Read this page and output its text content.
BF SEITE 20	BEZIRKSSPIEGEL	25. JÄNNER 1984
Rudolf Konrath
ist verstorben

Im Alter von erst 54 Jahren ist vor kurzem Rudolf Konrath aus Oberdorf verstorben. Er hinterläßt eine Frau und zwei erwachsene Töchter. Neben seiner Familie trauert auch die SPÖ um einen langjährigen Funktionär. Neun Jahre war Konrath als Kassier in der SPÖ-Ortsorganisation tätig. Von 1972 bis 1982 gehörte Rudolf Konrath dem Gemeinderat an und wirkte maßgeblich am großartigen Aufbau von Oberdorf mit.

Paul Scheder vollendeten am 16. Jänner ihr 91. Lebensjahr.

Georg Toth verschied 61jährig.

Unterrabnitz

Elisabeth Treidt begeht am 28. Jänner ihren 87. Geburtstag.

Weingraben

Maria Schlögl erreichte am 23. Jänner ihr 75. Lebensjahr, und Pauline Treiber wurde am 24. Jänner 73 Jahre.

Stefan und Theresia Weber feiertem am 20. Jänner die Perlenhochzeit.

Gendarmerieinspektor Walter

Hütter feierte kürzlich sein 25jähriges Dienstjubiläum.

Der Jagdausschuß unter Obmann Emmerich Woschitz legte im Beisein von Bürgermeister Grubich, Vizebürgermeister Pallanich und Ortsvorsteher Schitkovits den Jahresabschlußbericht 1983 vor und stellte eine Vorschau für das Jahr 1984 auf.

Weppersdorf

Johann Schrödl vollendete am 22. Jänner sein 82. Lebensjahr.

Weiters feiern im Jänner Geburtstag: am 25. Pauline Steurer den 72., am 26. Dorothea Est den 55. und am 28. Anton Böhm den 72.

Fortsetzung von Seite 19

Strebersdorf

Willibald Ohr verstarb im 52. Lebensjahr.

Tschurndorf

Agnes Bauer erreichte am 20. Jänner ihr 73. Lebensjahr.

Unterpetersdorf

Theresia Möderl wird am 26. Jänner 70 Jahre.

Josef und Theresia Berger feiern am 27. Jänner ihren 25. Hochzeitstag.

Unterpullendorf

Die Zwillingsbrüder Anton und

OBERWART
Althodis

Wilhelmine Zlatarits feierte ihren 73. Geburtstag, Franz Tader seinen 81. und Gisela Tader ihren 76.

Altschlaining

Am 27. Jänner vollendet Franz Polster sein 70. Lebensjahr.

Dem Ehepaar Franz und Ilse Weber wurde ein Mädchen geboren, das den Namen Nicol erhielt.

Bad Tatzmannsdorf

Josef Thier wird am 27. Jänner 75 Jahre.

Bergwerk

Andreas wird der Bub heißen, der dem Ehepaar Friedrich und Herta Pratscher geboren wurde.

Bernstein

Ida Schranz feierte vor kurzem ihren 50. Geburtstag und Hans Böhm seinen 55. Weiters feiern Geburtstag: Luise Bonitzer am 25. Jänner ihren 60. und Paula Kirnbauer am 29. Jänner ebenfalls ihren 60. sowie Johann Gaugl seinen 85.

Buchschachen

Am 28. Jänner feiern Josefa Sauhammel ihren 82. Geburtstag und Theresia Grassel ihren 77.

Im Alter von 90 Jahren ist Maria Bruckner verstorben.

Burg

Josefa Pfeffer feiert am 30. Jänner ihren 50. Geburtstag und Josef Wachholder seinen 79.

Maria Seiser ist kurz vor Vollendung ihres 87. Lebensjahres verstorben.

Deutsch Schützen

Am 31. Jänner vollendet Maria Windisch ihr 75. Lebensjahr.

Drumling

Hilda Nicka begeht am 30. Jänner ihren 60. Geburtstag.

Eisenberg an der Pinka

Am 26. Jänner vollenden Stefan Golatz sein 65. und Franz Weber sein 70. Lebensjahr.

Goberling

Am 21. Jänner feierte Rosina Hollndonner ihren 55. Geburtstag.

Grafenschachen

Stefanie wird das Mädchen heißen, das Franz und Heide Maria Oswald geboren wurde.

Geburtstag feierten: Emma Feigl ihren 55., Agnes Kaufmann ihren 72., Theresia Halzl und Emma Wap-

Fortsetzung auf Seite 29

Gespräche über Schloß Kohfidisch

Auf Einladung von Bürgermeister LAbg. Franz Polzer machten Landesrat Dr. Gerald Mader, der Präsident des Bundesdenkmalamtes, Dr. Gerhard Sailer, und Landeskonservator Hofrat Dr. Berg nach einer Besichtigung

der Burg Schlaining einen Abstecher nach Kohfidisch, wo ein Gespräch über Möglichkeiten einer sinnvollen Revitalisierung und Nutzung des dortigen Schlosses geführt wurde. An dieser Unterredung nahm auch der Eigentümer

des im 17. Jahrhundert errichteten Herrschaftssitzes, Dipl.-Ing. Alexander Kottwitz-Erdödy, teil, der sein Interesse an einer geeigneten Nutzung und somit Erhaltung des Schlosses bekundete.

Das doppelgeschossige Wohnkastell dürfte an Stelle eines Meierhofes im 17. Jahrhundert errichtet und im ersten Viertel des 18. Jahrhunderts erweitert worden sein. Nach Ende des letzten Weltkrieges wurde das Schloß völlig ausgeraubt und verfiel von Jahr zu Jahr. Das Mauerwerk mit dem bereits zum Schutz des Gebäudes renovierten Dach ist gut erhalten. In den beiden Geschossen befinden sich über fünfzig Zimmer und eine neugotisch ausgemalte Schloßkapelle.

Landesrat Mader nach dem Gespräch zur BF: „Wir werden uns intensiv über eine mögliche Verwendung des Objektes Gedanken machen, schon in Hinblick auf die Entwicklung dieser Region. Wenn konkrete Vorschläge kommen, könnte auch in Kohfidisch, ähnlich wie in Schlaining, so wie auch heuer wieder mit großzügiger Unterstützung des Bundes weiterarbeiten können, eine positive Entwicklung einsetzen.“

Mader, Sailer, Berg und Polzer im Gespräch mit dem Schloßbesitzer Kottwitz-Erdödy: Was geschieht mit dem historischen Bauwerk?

| Task goal |
Please repeat the listing exactly, with nothing left out.

| Finished answer |
Read this page and output its text content.
BF SEITE 20	BEZIRKSSPIEGEL	25. JÄNNER 1984
Rudolf Konrath
ist verstorben

Im Alter von erst 54 Jahren ist vor kurzem Rudolf Konrath aus Oberdorf verstorben. Er hinterläßt eine Frau und zwei erwachsene Töchter. Neben seiner Familie trauert auch die SPÖ um einen langjährigen Funktionär. Neun Jahre war Konrath als Kassier in der SPÖ-Ortsorganisation tätig. Von 1972 bis 1982 gehörte Rudolf Konrath dem Gemeinderat an und wirkte maßgeblich am großartigen Aufbau von Oberdorf mit.

Paul Scheder vollendeten am 16. Jänner ihr 91. Lebensjahr.

Georg Toth verschied 61jährig.

Unterrabnitz

Elisabeth Treidt begeht am 28. Jänner ihren 87. Geburtstag.

Weingraben

Maria Schlögl erreichte am 23. Jänner ihr 75. Lebensjahr, und Pauline Treiber wurde am 24. Jänner 73 Jahre.

Stefan und Theresia Weber feiertem am 20. Jänner die Perlenhochzeit.

Gendarmerieinspektor Walter

Hütter feierte kürzlich sein 25jähriges Dienstjubiläum.

Der Jagdausschuß unter Obmann Emmerich Woschitz legte im Beisein von Bürgermeister Grubich, Vizebürgermeister Pallanich und Ortsvorsteher Schitkovits den Jahresabschlußbericht 1983 vor und stellte eine Vorschau für das Jahr 1984 auf.

Weppersdorf

Johann Schrödl vollendete am 22. Jänner sein 82. Lebensjahr.

Weiters feiern im Jänner Geburtstag: am 25. Pauline Steurer den 72., am 26. Dorothea Est den 55. und am 28. Anton Böhm den 72.

Fortsetzung von Seite 19

Strebersdorf

Willibald Ohr verstarb im 52. Lebensjahr.

Tschurndorf

Agnes Bauer erreichte am 20. Jänner ihr 73. Lebensjahr.

Unterpetersdorf

Theresia Möderl wird am 26. Jänner 70 Jahre.

Josef und Theresia Berger feiern am 27. Jänner ihren 25. Hochzeitstag.

Unterpullendorf

Die Zwillingsbrüder Anton und

OBERWART
Althodis

Wilhelmine Zlatarits feierte ihren 73. Geburtstag, Franz Tader seinen 81. und Gisela Tader ihren 76.

Altschlaining

Am 27. Jänner vollendet Franz Polster sein 70. Lebensjahr.

Dem Ehepaar Franz und Ilse Weber wurde ein Mädchen geboren, das den Namen Nicol erhielt.

Bad Tatzmannsdorf

Josef Thier wird am 27. Jänner 75 Jahre.

Bergwerk

Andreas wird der Bub heißen, der dem Ehepaar Friedrich und Herta Pratscher geboren wurde.

Bernstein

Ida Schranz feierte vor kurzem ihren 50. Geburtstag und Hans Böhm seinen 55. Weiters feiern Geburtstag: Luise Bonitzer am 25. Jänner ihren 60. und Paula Kirnbauer am 29. Jänner ebenfalls ihren 60. sowie Johann Gaugl seinen 85.

Buchschachen

Am 28. Jänner feiern Josefa Sauhammel ihren 82. Geburtstag und Theresia Grassel ihren 77.

Im Alter von 90 Jahren ist Maria Bruckner verstorben.

Burg

Josefa Pfeffer feiert am 30. Jänner ihren 50. Geburtstag und Josef Wachholder seinen 79.

Maria Seiser ist kurz vor Vollendung ihres 87. Lebensjahres verstorben.

Deutsch Schützen

Am 31. Jänner vollendet Maria Windisch ihr 75. Lebensjahr.

Drumling

Hilda Nicka begeht am 30. Jänner ihren 60. Geburtstag.

Eisenberg an der Pinka

Am 26. Jänner vollenden Stefan Golatz sein 65. und Franz Weber sein 70. Lebensjahr.

Goberling

Am 21. Jänner feierte Rosina Hollndonner ihren 55. Geburtstag.

Grafenschachen

Stefanie wird das Mädchen heißen, das Franz und Heide Maria Oswald geboren wurde.

Geburtstag feierten: Emma Feigl ihren 55., Agnes Kaufmann ihren 72., Theresia Halzl und Emma Wap-

Fortsetzung auf Seite 29

Gespräche über Schloß Kohfidisch

Auf Einladung von Bürgermeister LAbg. Franz Polzer machten Landesrat Dr. Gerald Mader, der Präsident des Bundesdenkmalamtes, Dr. Gerhard Sailer, und Landeskonservator Hofrat Dr. Berg nach einer Besichtigung

der Burg Schlaining einen Abstecher nach Kohfidisch, wo ein Gespräch über Möglichkeiten einer sinnvollen Revitalisierung und Nutzung des dortigen Schlosses geführt wurde. An dieser Unterredung nahm auch der Eigentümer

des im 17. Jahrhundert errichteten Herrschaftssitzes, Dipl.-Ing. Alexander Kottwitz-Erdödy, teil, der sein Interesse an einer geeigneten Nutzung und somit Erhaltung des Schlosses bekundete.

Das doppelgeschossige Wohnkastell dürfte an Stelle eines Meierhofes im 17. Jahrhundert errichtet und im ersten Viertel des 18. Jahrhunderts erweitert worden sein. Nach Ende des letzten Weltkrieges wurde das Schloß völlig ausgeraubt und verfiel von Jahr zu Jahr. Das Mauerwerk mit dem bereits zum Schutz des Gebäudes renovierten Dach ist gut erhalten. In den beiden Geschossen befinden sich über fünfzig Zimmer und eine neugotisch ausgemalte Schloßkapelle.

Landesrat Mader nach dem Gespräch zur BF: „Wir werden uns intensiv über eine mögliche Verwendung des Objektes Gedanken machen, schon in Hinblick auf die Entwicklung dieser Region. Wenn konkrete Vorschläge kommen, könnte auch in Kohfidisch, ähnlich wie in Schlaining, so wie auch heuer wieder mit großzügiger Unterstützung des Bundes weiterarbeiten können, eine positive Entwicklung einsetzen.“

Mader, Sailer, Berg und Polzer im Gespräch mit dem Schloßbesitzer Kottwitz-Erdödy: Was geschieht mit dem historischen Bauwerk?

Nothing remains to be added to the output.